▶ [What you need to do]: Report every line in the listing that contains the string "Ending".

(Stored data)
— begin —

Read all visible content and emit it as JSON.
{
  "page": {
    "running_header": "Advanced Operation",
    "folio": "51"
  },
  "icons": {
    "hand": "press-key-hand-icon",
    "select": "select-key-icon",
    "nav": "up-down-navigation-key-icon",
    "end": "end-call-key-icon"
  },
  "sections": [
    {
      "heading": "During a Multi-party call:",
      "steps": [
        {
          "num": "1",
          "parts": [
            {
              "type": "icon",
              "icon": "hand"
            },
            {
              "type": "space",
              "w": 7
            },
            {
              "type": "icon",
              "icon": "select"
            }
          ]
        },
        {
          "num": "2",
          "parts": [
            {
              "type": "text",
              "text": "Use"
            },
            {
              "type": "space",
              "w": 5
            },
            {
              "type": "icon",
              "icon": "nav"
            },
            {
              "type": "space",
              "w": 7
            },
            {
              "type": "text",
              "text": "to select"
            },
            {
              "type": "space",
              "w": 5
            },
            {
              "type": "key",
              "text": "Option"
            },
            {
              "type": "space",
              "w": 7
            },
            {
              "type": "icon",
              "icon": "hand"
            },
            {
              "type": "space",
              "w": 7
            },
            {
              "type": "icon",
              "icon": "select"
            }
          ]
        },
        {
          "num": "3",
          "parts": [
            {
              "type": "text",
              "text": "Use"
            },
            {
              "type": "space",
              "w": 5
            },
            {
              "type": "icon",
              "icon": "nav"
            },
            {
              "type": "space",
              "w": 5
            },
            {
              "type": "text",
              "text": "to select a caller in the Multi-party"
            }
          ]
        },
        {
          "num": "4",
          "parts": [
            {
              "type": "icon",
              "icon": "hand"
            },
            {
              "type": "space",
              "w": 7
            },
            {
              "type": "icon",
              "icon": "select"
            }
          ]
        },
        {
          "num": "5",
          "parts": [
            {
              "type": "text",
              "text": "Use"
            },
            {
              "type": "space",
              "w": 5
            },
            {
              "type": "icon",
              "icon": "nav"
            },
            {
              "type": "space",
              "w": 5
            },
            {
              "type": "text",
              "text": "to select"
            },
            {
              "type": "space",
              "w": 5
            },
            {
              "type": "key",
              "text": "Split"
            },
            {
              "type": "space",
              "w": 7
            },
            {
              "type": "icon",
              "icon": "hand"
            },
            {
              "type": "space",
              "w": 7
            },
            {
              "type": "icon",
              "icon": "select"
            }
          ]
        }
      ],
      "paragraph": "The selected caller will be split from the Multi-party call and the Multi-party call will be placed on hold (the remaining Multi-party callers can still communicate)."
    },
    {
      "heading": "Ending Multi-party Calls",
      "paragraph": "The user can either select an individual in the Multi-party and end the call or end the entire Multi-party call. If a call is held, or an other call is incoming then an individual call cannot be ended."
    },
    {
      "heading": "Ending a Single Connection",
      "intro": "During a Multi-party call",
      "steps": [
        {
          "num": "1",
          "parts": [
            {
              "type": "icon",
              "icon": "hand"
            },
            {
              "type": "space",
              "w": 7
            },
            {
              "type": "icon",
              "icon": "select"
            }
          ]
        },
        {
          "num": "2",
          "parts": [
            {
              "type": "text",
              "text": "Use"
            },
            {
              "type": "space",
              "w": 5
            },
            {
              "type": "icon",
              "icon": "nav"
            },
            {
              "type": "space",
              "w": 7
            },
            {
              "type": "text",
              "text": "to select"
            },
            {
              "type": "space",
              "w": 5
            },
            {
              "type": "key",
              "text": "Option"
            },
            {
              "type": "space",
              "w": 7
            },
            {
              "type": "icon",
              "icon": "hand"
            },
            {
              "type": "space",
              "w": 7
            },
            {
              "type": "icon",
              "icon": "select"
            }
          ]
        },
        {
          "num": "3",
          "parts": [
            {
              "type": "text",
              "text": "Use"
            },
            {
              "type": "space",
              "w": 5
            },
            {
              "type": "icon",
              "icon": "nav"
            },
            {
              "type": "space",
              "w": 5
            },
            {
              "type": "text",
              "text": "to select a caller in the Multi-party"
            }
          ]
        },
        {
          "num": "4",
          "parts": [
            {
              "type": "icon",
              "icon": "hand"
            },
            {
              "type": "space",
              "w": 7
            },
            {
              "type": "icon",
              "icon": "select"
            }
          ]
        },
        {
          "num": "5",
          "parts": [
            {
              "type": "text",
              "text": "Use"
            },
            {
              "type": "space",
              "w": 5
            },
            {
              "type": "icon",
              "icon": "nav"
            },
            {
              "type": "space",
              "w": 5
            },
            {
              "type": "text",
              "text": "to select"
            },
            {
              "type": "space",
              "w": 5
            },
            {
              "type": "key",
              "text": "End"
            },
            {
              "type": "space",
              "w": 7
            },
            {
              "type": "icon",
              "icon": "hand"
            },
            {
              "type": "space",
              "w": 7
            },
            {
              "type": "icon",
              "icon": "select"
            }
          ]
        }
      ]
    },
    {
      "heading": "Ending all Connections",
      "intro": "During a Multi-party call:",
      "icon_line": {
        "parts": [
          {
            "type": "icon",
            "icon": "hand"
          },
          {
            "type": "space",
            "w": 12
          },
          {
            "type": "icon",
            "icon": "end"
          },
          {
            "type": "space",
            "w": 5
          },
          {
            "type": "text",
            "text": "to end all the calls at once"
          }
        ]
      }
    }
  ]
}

— end —

▶ [Task output]:
      "heading": "Ending Multi-party Calls",
      "heading": "Ending a Single Connection",
      "heading": "Ending all Connections",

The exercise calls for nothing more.